Start Material supplied

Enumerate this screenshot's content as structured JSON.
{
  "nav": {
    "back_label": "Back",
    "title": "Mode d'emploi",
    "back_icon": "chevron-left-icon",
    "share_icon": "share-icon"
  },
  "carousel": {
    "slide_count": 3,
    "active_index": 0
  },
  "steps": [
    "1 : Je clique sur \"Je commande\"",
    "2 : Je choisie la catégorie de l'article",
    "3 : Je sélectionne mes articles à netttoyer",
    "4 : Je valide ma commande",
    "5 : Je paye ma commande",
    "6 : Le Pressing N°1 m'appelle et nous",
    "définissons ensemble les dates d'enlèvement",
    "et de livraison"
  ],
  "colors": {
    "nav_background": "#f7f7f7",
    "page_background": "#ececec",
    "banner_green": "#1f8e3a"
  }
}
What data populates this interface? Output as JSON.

End Material supplied
Start Material supplied

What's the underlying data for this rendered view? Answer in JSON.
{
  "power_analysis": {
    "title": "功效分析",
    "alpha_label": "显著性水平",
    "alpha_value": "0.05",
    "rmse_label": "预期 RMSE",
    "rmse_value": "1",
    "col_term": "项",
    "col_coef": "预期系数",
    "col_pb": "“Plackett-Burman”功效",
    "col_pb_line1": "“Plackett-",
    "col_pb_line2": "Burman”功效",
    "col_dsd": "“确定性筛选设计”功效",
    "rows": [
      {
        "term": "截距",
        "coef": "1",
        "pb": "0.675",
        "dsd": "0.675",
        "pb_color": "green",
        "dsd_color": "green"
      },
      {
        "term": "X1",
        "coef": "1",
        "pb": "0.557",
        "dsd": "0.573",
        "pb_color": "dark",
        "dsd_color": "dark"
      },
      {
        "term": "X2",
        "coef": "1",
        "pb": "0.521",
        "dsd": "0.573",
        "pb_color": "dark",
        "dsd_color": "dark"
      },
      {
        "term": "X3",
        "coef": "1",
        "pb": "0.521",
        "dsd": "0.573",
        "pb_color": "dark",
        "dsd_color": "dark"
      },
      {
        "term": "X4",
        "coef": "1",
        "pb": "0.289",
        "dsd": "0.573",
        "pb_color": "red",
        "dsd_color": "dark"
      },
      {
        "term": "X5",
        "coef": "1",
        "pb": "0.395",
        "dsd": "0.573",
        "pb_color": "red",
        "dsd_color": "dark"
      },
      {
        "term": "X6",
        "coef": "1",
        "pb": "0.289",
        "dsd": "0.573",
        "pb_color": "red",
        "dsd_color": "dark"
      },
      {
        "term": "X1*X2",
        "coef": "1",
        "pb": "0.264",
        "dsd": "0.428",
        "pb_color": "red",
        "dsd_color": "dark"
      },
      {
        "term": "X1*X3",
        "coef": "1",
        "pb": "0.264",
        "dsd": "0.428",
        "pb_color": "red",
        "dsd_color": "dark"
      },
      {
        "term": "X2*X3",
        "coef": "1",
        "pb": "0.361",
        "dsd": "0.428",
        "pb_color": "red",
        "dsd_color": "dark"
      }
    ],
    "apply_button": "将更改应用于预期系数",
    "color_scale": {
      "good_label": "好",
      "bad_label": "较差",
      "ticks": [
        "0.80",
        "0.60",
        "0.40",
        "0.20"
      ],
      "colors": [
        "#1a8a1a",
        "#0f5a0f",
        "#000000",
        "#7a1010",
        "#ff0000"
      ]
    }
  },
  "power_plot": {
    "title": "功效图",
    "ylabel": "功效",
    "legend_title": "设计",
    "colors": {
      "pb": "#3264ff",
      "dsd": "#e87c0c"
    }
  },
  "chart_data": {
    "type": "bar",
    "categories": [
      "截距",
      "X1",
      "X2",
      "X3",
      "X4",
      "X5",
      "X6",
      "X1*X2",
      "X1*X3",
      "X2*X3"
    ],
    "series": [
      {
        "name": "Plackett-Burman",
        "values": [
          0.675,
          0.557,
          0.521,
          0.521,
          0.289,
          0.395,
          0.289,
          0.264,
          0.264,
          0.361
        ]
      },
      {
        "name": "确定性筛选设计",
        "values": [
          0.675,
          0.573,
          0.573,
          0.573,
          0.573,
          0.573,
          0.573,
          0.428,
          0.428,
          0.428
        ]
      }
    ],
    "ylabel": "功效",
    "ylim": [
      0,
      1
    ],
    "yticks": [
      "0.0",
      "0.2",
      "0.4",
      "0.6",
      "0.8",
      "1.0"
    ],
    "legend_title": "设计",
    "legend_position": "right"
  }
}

End Material supplied

Transcribe the lines beginning at the one that contains "Enumerate this screenshot's" and ending at the one that contains "What data populates", with nothing added or left out.

Enumerate this screenshot's content as structured JSON.
{
  "nav": {
    "back_label": "Back",
    "title": "Mode d'emploi",
    "back_icon": "chevron-left-icon",
    "share_icon": "share-icon"
  },
  "carousel": {
    "slide_count": 3,
    "active_index": 0
  },
  "steps": [
    "1 : Je clique sur \"Je commande\"",
    "2 : Je choisie la catégorie de l'article",
    "3 : Je sélectionne mes articles à netttoyer",
    "4 : Je valide ma commande",
    "5 : Je paye ma commande",
    "6 : Le Pressing N°1 m'appelle et nous",
    "définissons ensemble les dates d'enlèvement",
    "et de livraison"
  ],
  "colors": {
    "nav_background": "#f7f7f7",
    "page_background": "#ececec",
    "banner_green": "#1f8e3a"
  }
}
What data populates this interface? Output as JSON.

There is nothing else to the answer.